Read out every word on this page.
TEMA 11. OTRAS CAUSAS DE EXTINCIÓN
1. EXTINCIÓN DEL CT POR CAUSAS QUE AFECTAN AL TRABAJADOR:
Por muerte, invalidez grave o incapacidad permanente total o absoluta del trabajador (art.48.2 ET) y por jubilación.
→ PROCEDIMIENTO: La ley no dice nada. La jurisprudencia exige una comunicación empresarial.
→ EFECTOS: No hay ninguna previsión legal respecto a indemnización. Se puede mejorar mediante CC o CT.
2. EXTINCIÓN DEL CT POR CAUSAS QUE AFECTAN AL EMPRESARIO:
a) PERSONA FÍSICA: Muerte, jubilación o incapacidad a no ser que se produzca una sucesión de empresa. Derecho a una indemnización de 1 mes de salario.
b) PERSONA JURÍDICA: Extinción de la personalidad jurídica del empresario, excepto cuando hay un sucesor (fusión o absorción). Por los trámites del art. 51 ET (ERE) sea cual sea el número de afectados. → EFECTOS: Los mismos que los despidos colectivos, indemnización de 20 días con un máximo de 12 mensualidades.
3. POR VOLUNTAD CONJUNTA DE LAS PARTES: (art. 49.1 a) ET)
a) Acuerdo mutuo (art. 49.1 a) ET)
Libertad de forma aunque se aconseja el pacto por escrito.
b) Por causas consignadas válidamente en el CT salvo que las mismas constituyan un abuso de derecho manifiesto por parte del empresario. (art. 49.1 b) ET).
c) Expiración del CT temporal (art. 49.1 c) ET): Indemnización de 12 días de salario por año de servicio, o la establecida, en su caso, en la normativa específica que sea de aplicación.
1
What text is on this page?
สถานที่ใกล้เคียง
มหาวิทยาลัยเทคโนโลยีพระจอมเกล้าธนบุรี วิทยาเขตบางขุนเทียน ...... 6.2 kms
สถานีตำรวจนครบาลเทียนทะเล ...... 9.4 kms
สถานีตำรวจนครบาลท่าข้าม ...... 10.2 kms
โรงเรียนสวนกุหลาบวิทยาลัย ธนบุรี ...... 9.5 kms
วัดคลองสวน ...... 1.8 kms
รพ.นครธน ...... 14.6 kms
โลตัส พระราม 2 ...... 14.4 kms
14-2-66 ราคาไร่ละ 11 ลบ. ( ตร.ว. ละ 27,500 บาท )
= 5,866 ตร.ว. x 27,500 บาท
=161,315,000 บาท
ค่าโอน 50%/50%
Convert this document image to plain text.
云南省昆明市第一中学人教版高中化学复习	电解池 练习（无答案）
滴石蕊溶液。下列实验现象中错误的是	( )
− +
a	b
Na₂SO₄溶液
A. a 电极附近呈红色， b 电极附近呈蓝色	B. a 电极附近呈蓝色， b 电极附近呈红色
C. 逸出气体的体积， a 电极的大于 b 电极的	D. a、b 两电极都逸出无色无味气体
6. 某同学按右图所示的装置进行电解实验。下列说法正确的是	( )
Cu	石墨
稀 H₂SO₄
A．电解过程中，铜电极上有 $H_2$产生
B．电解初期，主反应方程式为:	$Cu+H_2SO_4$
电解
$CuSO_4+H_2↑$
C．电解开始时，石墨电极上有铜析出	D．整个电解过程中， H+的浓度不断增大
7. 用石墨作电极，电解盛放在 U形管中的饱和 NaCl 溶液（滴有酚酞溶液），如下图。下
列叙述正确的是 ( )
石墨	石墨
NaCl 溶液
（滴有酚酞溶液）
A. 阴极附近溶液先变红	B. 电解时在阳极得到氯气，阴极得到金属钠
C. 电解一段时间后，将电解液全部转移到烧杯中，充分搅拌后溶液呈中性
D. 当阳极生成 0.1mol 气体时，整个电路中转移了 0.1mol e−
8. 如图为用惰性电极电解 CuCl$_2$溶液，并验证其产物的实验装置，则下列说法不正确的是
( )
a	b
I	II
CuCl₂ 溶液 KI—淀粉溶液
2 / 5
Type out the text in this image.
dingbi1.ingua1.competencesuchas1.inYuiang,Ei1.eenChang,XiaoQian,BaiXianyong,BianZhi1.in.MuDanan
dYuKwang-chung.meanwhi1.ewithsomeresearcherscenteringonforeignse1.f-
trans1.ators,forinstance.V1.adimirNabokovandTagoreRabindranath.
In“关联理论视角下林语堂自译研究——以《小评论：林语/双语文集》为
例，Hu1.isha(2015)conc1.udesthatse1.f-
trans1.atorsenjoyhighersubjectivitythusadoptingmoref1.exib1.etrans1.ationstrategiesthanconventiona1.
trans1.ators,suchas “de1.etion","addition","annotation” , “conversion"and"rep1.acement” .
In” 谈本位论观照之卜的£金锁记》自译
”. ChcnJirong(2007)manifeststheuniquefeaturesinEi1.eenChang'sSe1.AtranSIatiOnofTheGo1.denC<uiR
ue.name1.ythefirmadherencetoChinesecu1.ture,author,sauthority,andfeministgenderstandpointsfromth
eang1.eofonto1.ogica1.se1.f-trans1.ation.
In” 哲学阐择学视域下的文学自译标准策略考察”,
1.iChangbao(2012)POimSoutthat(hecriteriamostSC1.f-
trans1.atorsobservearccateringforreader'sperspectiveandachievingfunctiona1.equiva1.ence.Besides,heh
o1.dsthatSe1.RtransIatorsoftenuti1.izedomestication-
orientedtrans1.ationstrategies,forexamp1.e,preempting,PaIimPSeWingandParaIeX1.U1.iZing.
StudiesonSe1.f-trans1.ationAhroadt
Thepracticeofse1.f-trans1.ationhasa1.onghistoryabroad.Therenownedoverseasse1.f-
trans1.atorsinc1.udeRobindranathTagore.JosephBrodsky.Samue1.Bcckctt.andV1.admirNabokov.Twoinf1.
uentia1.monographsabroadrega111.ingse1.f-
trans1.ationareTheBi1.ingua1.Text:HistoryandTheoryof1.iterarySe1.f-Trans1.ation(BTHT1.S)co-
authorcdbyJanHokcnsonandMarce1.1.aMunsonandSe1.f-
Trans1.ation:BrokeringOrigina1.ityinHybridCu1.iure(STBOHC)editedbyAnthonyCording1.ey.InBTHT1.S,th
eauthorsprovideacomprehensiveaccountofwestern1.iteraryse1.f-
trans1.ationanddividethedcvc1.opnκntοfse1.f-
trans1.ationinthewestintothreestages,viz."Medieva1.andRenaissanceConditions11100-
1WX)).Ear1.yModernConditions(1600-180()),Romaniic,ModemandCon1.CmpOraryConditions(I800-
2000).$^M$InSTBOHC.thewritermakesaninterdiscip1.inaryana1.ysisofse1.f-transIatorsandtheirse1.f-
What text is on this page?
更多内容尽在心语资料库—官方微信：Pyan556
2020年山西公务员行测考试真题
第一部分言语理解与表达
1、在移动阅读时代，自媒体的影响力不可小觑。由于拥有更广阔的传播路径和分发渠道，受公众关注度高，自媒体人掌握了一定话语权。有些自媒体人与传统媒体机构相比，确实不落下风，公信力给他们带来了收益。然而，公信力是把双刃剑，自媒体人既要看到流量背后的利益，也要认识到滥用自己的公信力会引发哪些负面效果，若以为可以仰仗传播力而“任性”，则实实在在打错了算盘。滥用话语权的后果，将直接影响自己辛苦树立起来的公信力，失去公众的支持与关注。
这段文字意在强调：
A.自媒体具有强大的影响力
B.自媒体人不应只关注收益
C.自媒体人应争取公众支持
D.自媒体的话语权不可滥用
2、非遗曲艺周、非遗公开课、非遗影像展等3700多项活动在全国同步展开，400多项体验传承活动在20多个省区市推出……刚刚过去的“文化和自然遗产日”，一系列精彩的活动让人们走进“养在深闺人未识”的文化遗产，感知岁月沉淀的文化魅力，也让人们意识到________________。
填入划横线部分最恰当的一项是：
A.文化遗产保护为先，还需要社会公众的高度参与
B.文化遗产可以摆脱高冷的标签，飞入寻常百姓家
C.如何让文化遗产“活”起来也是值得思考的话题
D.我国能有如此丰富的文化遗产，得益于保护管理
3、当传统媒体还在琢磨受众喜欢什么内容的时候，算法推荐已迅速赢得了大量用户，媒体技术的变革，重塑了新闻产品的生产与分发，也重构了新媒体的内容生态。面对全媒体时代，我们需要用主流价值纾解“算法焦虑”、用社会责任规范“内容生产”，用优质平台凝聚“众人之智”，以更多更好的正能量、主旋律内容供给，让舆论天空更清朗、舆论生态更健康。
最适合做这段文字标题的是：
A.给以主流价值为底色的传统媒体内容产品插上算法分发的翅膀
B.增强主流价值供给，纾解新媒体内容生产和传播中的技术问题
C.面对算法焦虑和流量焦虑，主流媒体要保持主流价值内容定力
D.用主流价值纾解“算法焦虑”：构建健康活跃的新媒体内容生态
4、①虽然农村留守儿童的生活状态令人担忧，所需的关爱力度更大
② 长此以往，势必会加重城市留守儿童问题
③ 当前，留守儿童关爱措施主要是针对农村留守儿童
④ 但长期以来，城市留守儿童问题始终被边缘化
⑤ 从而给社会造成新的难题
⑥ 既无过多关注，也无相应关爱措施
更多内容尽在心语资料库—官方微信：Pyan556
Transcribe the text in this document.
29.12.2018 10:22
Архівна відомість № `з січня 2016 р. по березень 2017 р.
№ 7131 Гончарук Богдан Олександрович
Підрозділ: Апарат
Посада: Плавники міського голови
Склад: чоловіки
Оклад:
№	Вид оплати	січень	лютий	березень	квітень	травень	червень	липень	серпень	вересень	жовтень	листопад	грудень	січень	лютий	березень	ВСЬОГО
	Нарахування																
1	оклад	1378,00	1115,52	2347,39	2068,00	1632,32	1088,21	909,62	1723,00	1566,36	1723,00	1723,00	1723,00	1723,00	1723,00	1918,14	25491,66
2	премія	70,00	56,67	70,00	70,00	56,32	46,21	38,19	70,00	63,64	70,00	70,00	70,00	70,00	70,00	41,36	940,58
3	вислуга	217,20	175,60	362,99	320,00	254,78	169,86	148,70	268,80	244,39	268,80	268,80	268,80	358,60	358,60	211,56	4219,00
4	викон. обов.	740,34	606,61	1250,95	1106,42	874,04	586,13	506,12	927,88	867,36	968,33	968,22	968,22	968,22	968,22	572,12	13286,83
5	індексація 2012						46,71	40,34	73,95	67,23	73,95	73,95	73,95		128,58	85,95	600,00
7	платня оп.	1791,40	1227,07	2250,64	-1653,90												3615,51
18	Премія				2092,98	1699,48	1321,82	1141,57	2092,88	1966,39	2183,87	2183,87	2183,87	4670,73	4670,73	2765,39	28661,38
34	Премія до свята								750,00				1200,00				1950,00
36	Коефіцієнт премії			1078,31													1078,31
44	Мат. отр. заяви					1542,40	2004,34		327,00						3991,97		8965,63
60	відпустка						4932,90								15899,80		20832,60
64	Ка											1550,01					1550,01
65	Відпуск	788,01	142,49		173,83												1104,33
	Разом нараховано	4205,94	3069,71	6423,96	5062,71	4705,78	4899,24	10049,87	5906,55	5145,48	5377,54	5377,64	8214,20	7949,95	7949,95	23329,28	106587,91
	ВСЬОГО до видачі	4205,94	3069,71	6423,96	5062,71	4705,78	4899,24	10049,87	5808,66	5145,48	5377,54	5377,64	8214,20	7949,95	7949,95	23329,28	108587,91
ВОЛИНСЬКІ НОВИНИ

__________

In the records above, locate the lines holding the word "PERSONA". Copy each of them.

[Response to the exercise]
a) PERSONA FÍSICA: Muerte, jubilación o incapacidad a no ser que se produzca una sucesión de empresa. Derecho a una indemnización de 1 mes de salario.
b) PERSONA JURÍDICA: Extinción de la personalidad jurídica del empresario, excepto cuando hay un sucesor (fusión o absorción). Por los trámites del art. 51 ET (ERE) sea cual sea el número de afectados. → EFECTOS: Los mismos que los despidos colectivos, indemnización de 20 días con un máximo de 12 mensualidades.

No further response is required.